• Requirement: In the text below about a summer night of Yiddish theater in New York, which show is Daniel Kahn playing a lead role in?

• Text provided:

There’s one non-YIVO summer visitor in town this year—my friend Daniel Kahn is visiting from Berlin, playing a lead role in the Folksbiene’s Amerike: The Golden Land. After seeing the show recently, Dan, Jordan Hirsch (pit trumpet extraordinaire), Shane and I drove from the Battery up to Second Avenue, ancestral pipik of New York Yiddish theatre. The goal was to pay homage and get borscht. We did both. When you get to be my age, closing B&H Dairy after a night of Yiddish theater is the closest you get to hard partying. (I almost didn’t get the challah. Get the challah.)
And if you go to B&H, afterward you can go next door to the Gem Spa, which, according to Shane, is where Boris Thomashefsky created the egg cream. (You can take that story with a grain of kosher salt.) Across from B&H and a few blocks up is the intact (for now) Yiddish Theater Walk of Fame in front of a Chase bank.
Staying out late, eating late; now is when you can say yes to the things that otherwise seem like a bad idea during the winter. It’s too bad that if you go by the Jewish calendar, summer is less about staying up late on sultry nights and more about increasing levels of mourning.
Traditionally, summer is when the Jewish life cycle is at greatest contrast with the non-Jewish. Purim and St. Patrick’s Day sing a drunken harmony. Nowadays Easter and Passover have arrived at an uneasy truce. Khanike and Christmas play very nicely together as long as you don’t look too hard. But laid back, joyful goyish summer and the three-week, nine-day, 25-hour fast of Tisha B’Av? Not so much.

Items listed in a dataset
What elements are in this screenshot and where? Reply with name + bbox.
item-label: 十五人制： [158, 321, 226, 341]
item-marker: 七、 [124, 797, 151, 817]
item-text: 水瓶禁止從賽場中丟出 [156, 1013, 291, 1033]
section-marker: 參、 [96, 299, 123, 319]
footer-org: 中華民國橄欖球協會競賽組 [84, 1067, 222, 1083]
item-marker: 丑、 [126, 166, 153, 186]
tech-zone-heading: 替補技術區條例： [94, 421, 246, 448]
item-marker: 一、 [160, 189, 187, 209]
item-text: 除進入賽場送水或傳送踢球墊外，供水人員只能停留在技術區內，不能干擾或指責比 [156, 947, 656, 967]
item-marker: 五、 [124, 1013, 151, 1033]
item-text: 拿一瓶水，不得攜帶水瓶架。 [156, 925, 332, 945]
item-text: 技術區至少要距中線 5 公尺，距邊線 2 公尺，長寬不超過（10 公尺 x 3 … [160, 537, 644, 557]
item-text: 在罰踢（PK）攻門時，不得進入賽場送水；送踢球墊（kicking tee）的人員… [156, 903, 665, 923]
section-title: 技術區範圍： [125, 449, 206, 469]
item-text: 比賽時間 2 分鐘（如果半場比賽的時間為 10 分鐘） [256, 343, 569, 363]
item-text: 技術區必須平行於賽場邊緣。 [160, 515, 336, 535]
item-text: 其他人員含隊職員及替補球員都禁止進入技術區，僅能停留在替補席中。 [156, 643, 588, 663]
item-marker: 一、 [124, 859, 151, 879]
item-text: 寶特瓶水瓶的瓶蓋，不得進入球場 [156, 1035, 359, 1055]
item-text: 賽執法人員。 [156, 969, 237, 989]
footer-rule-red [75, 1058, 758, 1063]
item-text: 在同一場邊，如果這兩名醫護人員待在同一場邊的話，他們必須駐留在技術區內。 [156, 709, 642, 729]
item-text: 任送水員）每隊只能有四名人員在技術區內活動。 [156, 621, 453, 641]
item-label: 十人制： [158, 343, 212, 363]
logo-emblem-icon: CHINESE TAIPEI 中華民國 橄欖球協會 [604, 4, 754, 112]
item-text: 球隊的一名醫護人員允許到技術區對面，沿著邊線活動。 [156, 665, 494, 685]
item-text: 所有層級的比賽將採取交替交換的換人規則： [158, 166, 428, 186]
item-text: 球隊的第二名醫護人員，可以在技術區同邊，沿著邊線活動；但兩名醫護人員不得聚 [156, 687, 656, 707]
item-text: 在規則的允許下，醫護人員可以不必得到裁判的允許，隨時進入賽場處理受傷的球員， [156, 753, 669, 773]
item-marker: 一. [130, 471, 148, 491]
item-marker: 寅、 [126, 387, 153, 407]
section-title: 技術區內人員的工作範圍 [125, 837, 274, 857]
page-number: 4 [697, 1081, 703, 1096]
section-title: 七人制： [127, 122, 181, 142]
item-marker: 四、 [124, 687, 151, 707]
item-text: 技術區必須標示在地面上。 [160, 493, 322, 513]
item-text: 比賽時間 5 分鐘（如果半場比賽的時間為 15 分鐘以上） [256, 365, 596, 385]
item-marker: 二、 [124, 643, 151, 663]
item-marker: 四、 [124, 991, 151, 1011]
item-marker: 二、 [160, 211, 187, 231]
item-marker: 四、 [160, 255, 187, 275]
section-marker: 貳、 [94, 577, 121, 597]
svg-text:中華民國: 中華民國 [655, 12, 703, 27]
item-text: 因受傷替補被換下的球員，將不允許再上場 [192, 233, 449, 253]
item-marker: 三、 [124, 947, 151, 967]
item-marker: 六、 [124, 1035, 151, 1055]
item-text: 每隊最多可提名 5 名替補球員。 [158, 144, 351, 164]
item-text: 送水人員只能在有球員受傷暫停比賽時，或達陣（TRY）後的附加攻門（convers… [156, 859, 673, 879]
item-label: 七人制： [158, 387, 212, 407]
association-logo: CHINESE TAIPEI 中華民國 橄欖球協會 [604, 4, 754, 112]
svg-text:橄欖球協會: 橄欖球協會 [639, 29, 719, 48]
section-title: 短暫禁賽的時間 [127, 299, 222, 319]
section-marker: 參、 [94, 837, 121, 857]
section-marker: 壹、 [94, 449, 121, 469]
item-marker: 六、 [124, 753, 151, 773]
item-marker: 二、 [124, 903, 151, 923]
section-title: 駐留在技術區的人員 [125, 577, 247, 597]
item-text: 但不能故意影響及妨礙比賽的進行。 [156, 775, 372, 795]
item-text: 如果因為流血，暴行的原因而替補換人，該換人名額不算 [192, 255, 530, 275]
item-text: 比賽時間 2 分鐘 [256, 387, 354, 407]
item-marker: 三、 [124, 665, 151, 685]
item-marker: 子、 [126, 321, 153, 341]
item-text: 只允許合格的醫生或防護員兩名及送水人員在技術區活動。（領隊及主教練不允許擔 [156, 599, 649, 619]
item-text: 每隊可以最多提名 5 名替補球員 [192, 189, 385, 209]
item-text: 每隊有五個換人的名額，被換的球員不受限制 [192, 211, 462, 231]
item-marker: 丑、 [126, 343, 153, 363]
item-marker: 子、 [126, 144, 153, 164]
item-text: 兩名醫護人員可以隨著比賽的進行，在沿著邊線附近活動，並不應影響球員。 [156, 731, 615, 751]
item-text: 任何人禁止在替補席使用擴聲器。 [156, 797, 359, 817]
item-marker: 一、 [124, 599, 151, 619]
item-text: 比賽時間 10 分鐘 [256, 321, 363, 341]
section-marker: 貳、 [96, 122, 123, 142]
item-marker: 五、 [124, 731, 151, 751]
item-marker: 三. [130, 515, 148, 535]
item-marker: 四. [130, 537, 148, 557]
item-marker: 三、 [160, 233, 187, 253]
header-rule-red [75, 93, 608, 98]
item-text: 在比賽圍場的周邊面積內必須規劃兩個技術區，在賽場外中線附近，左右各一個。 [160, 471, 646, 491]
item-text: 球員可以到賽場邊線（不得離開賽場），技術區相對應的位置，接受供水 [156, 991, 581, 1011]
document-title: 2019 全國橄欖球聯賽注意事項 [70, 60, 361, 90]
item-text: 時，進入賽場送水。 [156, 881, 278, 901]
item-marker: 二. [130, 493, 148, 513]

• Written response: The Folksbiene's Amerike: The Golden Land.